What to produce:
Go through the entries and transcribe each one exactly, dropping the pictures.

Data in this exercise:
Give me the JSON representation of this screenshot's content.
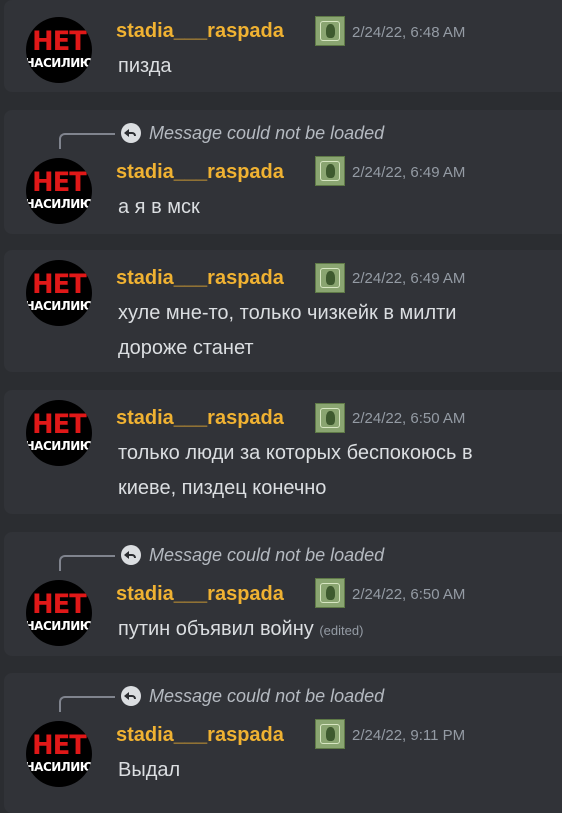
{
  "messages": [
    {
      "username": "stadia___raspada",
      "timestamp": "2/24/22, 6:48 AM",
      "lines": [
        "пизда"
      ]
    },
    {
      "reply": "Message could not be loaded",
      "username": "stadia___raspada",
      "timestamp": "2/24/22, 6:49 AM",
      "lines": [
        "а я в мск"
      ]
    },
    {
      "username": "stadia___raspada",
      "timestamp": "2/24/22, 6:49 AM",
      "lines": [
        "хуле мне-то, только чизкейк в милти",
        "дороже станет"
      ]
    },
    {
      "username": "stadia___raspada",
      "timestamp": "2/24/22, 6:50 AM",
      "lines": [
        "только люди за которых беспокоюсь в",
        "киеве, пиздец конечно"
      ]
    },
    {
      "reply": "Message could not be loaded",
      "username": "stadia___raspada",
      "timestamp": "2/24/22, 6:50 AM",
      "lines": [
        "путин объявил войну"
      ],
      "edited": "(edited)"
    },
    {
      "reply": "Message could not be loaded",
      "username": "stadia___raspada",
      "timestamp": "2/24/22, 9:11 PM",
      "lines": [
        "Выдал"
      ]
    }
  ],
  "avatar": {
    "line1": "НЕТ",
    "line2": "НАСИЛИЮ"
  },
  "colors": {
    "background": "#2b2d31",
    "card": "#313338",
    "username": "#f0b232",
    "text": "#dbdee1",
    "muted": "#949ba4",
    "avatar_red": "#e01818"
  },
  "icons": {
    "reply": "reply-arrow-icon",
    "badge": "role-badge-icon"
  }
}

Task answer:
Give me the JSON representation of this screenshot's content.
{
  "messages": [
    {
      "username": "stadia___raspada",
      "timestamp": "2/24/22, 6:48 AM",
      "lines": [
        "пизда"
      ]
    },
    {
      "reply": "Message could not be loaded",
      "username": "stadia___raspada",
      "timestamp": "2/24/22, 6:49 AM",
      "lines": [
        "а я в мск"
      ]
    },
    {
      "username": "stadia___raspada",
      "timestamp": "2/24/22, 6:49 AM",
      "lines": [
        "хуле мне-то, только чизкейк в милти",
        "дороже станет"
      ]
    },
    {
      "username": "stadia___raspada",
      "timestamp": "2/24/22, 6:50 AM",
      "lines": [
        "только люди за которых беспокоюсь в",
        "киеве, пиздец конечно"
      ]
    },
    {
      "reply": "Message could not be loaded",
      "username": "stadia___raspada",
      "timestamp": "2/24/22, 6:50 AM",
      "lines": [
        "путин объявил войну"
      ],
      "edited": "(edited)"
    },
    {
      "reply": "Message could not be loaded",
      "username": "stadia___raspada",
      "timestamp": "2/24/22, 9:11 PM",
      "lines": [
        "Выдал"
      ]
    }
  ],
  "avatar": {
    "line1": "НЕТ",
    "line2": "НАСИЛИЮ"
  },
  "colors": {
    "background": "#2b2d31",
    "card": "#313338",
    "username": "#f0b232",
    "text": "#dbdee1",
    "muted": "#949ba4",
    "avatar_red": "#e01818"
  },
  "icons": {
    "reply": "reply-arrow-icon",
    "badge": "role-badge-icon"
  }
}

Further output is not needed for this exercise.